### [Requirement]
Print all of the data exactly as written.

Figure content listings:
------

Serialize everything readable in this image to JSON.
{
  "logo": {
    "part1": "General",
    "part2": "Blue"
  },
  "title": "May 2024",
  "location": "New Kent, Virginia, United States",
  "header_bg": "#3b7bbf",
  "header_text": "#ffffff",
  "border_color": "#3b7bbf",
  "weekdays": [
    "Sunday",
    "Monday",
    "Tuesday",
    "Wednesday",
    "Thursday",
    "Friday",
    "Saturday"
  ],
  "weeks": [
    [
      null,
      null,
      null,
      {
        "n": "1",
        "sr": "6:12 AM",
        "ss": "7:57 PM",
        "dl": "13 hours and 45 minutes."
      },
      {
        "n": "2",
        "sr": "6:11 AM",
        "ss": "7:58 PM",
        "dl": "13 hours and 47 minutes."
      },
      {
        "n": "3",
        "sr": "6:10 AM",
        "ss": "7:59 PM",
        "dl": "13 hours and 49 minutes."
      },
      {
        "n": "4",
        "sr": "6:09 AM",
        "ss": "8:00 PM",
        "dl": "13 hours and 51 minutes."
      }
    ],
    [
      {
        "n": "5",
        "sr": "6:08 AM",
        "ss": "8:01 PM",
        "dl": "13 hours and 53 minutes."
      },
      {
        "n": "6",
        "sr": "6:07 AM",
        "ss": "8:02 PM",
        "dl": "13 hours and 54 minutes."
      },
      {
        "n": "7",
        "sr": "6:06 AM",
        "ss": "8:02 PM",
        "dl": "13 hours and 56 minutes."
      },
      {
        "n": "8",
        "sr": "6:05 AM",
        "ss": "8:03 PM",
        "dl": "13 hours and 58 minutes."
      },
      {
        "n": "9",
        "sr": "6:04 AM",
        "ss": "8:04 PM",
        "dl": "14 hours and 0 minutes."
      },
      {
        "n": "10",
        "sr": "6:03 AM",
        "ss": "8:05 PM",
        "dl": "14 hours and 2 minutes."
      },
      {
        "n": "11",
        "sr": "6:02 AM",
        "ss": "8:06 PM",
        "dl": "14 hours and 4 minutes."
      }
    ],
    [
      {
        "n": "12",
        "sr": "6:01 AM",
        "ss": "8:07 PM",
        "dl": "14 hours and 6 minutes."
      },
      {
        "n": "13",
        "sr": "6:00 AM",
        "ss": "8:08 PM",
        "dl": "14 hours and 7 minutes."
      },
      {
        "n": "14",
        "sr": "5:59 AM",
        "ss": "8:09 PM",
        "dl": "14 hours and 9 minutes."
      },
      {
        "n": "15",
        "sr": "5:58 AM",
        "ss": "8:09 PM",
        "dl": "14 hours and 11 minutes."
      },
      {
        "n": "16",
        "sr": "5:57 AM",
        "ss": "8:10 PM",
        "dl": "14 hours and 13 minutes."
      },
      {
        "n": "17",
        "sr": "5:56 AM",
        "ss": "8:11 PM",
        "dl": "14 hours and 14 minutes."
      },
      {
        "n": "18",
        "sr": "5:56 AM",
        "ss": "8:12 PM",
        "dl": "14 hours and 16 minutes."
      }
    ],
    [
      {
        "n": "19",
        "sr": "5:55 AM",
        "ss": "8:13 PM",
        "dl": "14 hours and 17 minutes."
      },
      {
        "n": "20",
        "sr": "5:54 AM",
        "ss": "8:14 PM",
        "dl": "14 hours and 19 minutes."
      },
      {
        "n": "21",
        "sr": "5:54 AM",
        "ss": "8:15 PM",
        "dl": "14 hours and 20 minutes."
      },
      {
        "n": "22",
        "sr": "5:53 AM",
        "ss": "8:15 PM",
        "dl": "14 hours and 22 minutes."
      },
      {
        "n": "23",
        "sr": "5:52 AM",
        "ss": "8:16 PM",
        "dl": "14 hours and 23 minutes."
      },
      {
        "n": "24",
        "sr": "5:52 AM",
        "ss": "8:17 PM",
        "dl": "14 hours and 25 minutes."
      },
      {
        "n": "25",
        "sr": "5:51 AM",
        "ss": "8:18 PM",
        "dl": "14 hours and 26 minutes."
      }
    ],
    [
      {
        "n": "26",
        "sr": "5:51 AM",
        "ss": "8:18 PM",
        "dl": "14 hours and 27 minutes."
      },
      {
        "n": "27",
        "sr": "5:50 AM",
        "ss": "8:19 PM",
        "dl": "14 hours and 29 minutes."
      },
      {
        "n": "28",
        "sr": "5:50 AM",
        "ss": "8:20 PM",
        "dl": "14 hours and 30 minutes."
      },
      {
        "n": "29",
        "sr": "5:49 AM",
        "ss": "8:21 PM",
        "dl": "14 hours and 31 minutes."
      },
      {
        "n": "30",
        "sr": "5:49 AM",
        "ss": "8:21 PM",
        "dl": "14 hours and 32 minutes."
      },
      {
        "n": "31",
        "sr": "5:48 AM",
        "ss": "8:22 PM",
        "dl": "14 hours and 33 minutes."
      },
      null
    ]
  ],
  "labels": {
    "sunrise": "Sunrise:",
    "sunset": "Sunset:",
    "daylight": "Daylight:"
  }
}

------

### [Finished exercise]
Serialize everything readable in this image to JSON.
{
  "logo": {
    "part1": "General",
    "part2": "Blue"
  },
  "title": "May 2024",
  "location": "New Kent, Virginia, United States",
  "header_bg": "#3b7bbf",
  "header_text": "#ffffff",
  "border_color": "#3b7bbf",
  "weekdays": [
    "Sunday",
    "Monday",
    "Tuesday",
    "Wednesday",
    "Thursday",
    "Friday",
    "Saturday"
  ],
  "weeks": [
    [
      null,
      null,
      null,
      {
        "n": "1",
        "sr": "6:12 AM",
        "ss": "7:57 PM",
        "dl": "13 hours and 45 minutes."
      },
      {
        "n": "2",
        "sr": "6:11 AM",
        "ss": "7:58 PM",
        "dl": "13 hours and 47 minutes."
      },
      {
        "n": "3",
        "sr": "6:10 AM",
        "ss": "7:59 PM",
        "dl": "13 hours and 49 minutes."
      },
      {
        "n": "4",
        "sr": "6:09 AM",
        "ss": "8:00 PM",
        "dl": "13 hours and 51 minutes."
      }
    ],
    [
      {
        "n": "5",
        "sr": "6:08 AM",
        "ss": "8:01 PM",
        "dl": "13 hours and 53 minutes."
      },
      {
        "n": "6",
        "sr": "6:07 AM",
        "ss": "8:02 PM",
        "dl": "13 hours and 54 minutes."
      },
      {
        "n": "7",
        "sr": "6:06 AM",
        "ss": "8:02 PM",
        "dl": "13 hours and 56 minutes."
      },
      {
        "n": "8",
        "sr": "6:05 AM",
        "ss": "8:03 PM",
        "dl": "13 hours and 58 minutes."
      },
      {
        "n": "9",
        "sr": "6:04 AM",
        "ss": "8:04 PM",
        "dl": "14 hours and 0 minutes."
      },
      {
        "n": "10",
        "sr": "6:03 AM",
        "ss": "8:05 PM",
        "dl": "14 hours and 2 minutes."
      },
      {
        "n": "11",
        "sr": "6:02 AM",
        "ss": "8:06 PM",
        "dl": "14 hours and 4 minutes."
      }
    ],
    [
      {
        "n": "12",
        "sr": "6:01 AM",
        "ss": "8:07 PM",
        "dl": "14 hours and 6 minutes."
      },
      {
        "n": "13",
        "sr": "6:00 AM",
        "ss": "8:08 PM",
        "dl": "14 hours and 7 minutes."
      },
      {
        "n": "14",
        "sr": "5:59 AM",
        "ss": "8:09 PM",
        "dl": "14 hours and 9 minutes."
      },
      {
        "n": "15",
        "sr": "5:58 AM",
        "ss": "8:09 PM",
        "dl": "14 hours and 11 minutes."
      },
      {
        "n": "16",
        "sr": "5:57 AM",
        "ss": "8:10 PM",
        "dl": "14 hours and 13 minutes."
      },
      {
        "n": "17",
        "sr": "5:56 AM",
        "ss": "8:11 PM",
        "dl": "14 hours and 14 minutes."
      },
      {
        "n": "18",
        "sr": "5:56 AM",
        "ss": "8:12 PM",
        "dl": "14 hours and 16 minutes."
      }
    ],
    [
      {
        "n": "19",
        "sr": "5:55 AM",
        "ss": "8:13 PM",
        "dl": "14 hours and 17 minutes."
      },
      {
        "n": "20",
        "sr": "5:54 AM",
        "ss": "8:14 PM",
        "dl": "14 hours and 19 minutes."
      },
      {
        "n": "21",
        "sr": "5:54 AM",
        "ss": "8:15 PM",
        "dl": "14 hours and 20 minutes."
      },
      {
        "n": "22",
        "sr": "5:53 AM",
        "ss": "8:15 PM",
        "dl": "14 hours and 22 minutes."
      },
      {
        "n": "23",
        "sr": "5:52 AM",
        "ss": "8:16 PM",
        "dl": "14 hours and 23 minutes."
      },
      {
        "n": "24",
        "sr": "5:52 AM",
        "ss": "8:17 PM",
        "dl": "14 hours and 25 minutes."
      },
      {
        "n": "25",
        "sr": "5:51 AM",
        "ss": "8:18 PM",
        "dl": "14 hours and 26 minutes."
      }
    ],
    [
      {
        "n": "26",
        "sr": "5:51 AM",
        "ss": "8:18 PM",
        "dl": "14 hours and 27 minutes."
      },
      {
        "n": "27",
        "sr": "5:50 AM",
        "ss": "8:19 PM",
        "dl": "14 hours and 29 minutes."
      },
      {
        "n": "28",
        "sr": "5:50 AM",
        "ss": "8:20 PM",
        "dl": "14 hours and 30 minutes."
      },
      {
        "n": "29",
        "sr": "5:49 AM",
        "ss": "8:21 PM",
        "dl": "14 hours and 31 minutes."
      },
      {
        "n": "30",
        "sr": "5:49 AM",
        "ss": "8:21 PM",
        "dl": "14 hours and 32 minutes."
      },
      {
        "n": "31",
        "sr": "5:48 AM",
        "ss": "8:22 PM",
        "dl": "14 hours and 33 minutes."
      },
      null
    ]
  ],
  "labels": {
    "sunrise": "Sunrise:",
    "sunset": "Sunset:",
    "daylight": "Daylight:"
  }
}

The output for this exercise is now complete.